Set task — Copy nothing but the text: repeat each entry exactly and drop the images.

Input material —
********

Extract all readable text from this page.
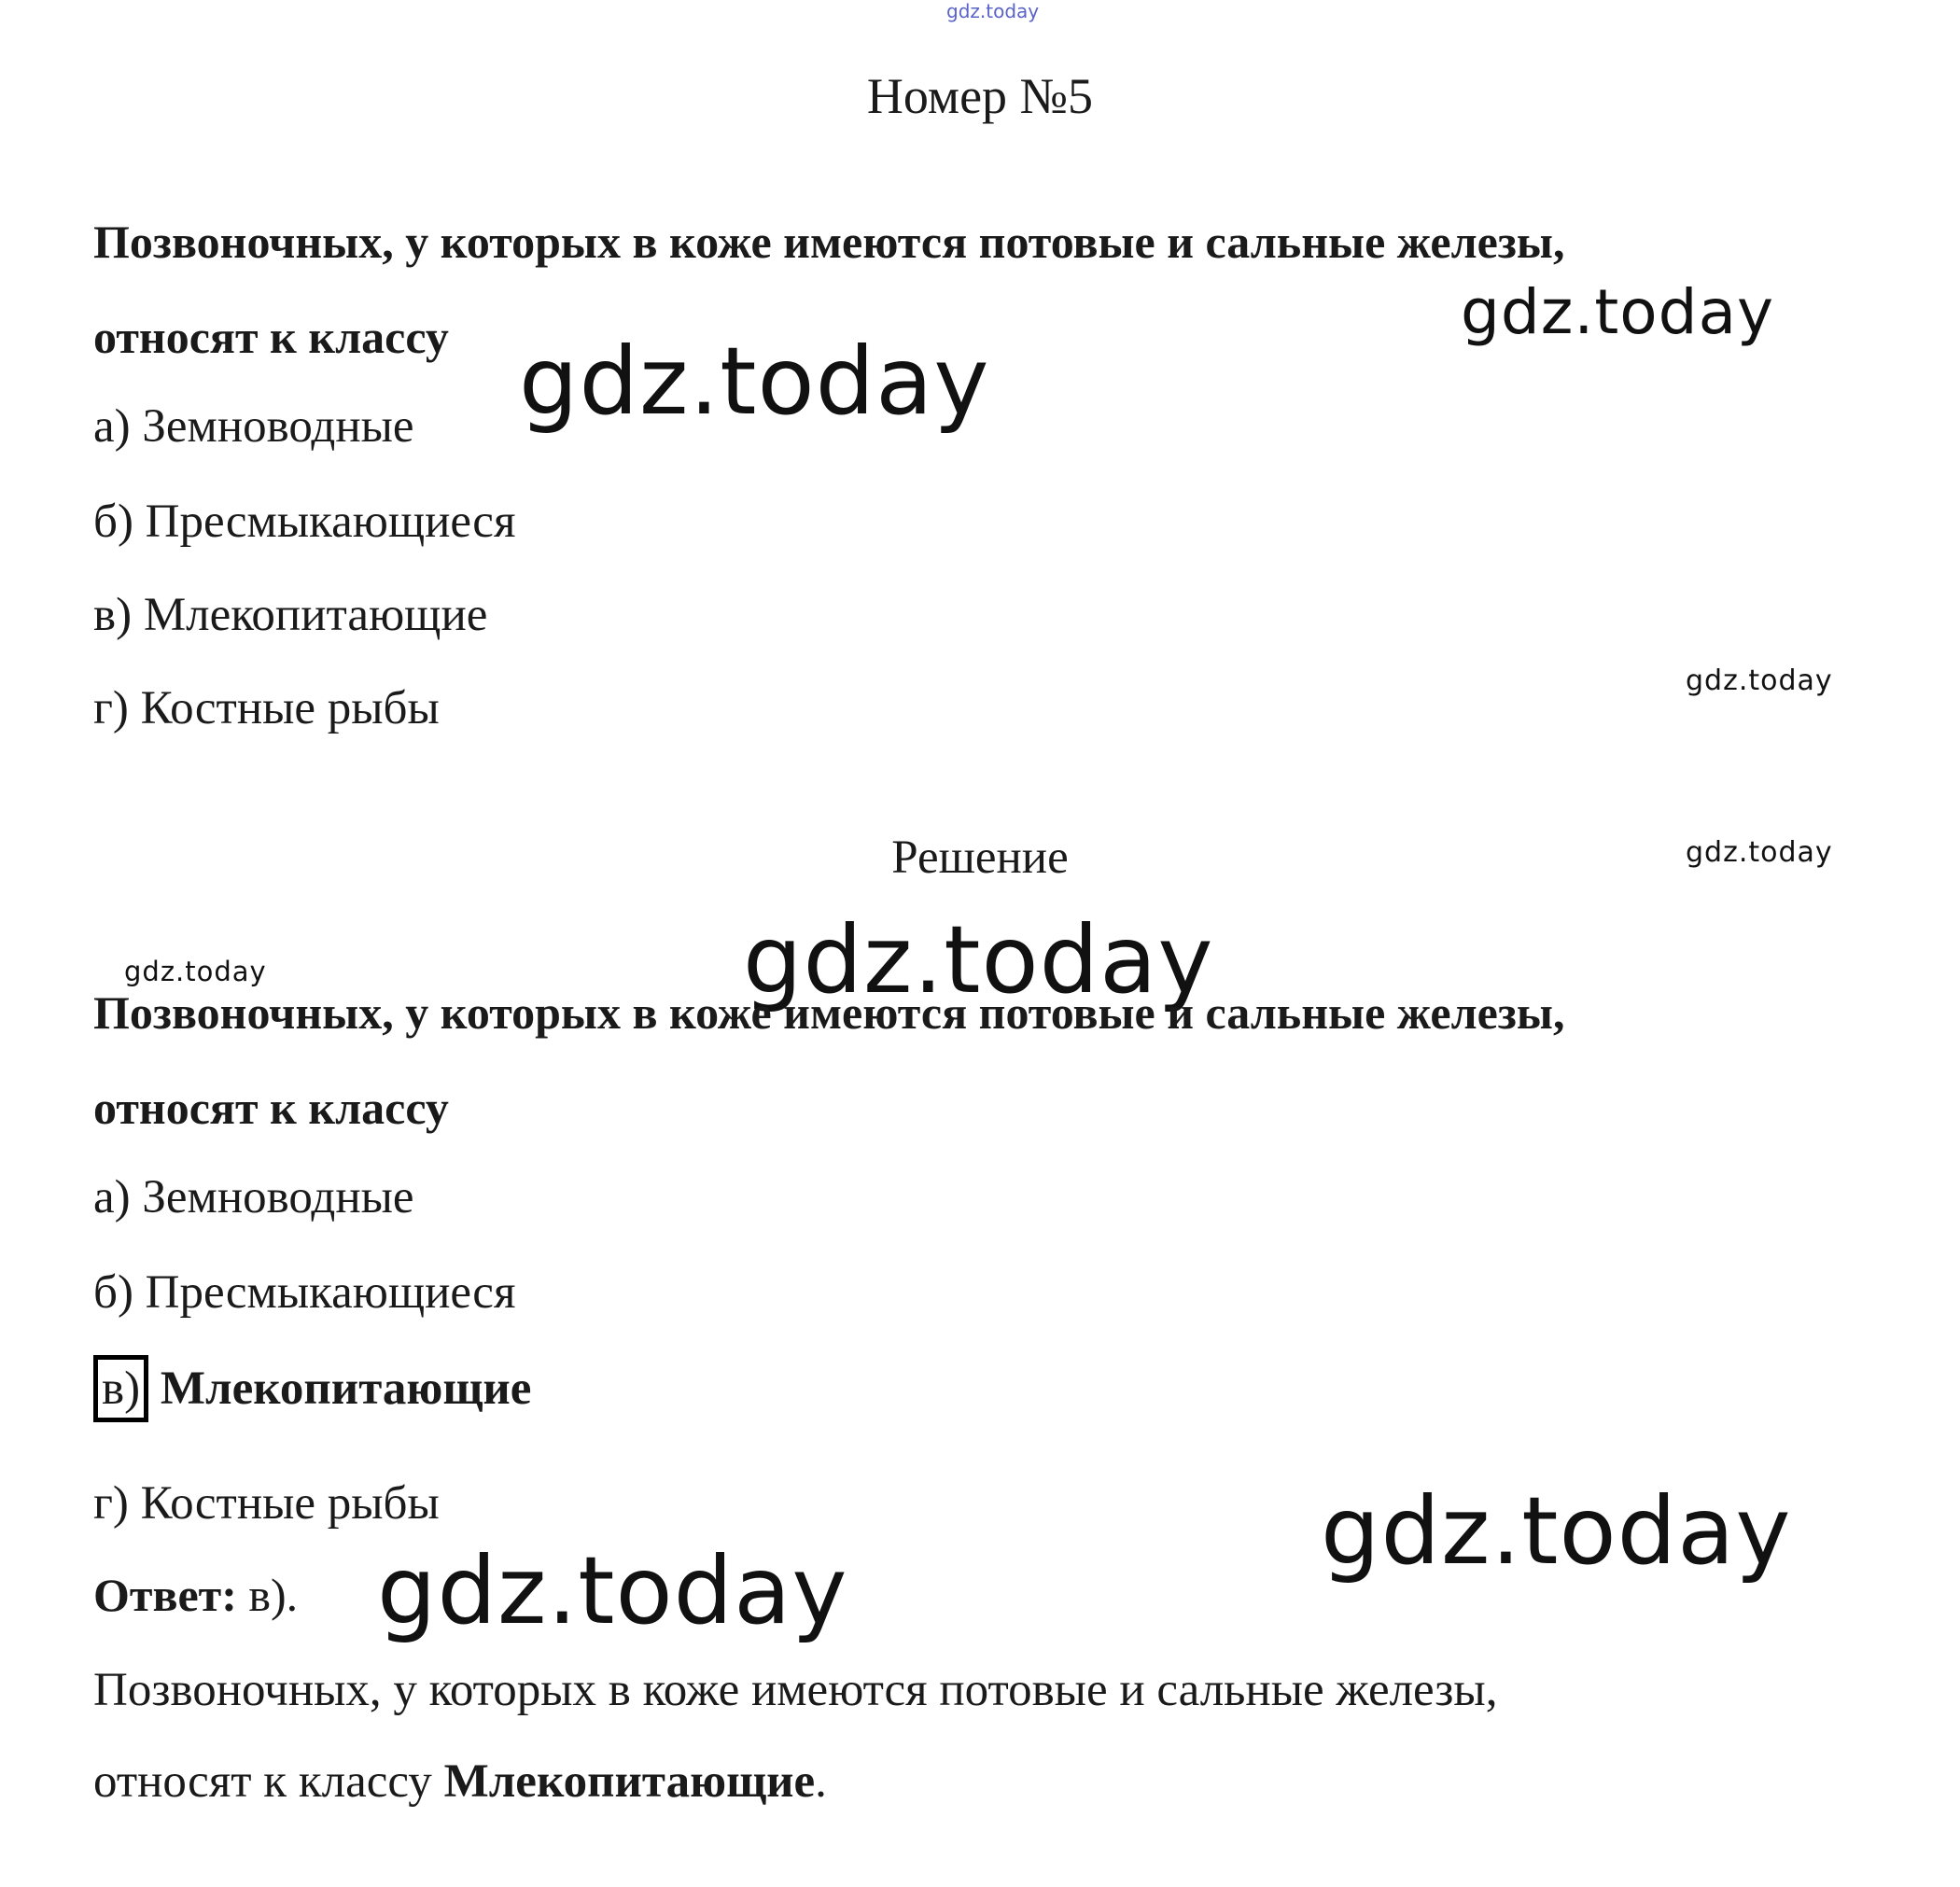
gdz.today
gdz.today
gdz.today
gdz.today
gdz.today
gdz.today	gdz.today
gdz.today
gdz.today
Номер №5
Позвоночных, у которых в коже имеются потовые и сальные железы,
относят к классу
а) Земноводные
б) Пресмыкающиеся
в) Млекопитающие
г) Костные рыбы
Решение
Позвоночных, у которых в коже имеются потовые и сальные железы,
относят к классу
а) Земноводные
б) Пресмыкающиеся
в) Млекопитающие
г) Костные рыбы
Ответ: в).
Позвоночных, у которых в коже имеются потовые и сальные железы,
относят к классу Млекопитающие.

********

Answer —
Extract all readable text from this page.
gdz.today
gdz.today
gdz.today
gdz.today
gdz.today
gdz.today	gdz.today
gdz.today
gdz.today
Номер №5
Позвоночных, у которых в коже имеются потовые и сальные железы,
относят к классу
а) Земноводные
б) Пресмыкающиеся
в) Млекопитающие
г) Костные рыбы
Решение
Позвоночных, у которых в коже имеются потовые и сальные железы,
относят к классу
а) Земноводные
б) Пресмыкающиеся
в) Млекопитающие
г) Костные рыбы
Ответ: в).
Позвоночных, у которых в коже имеются потовые и сальные железы,
относят к классу Млекопитающие.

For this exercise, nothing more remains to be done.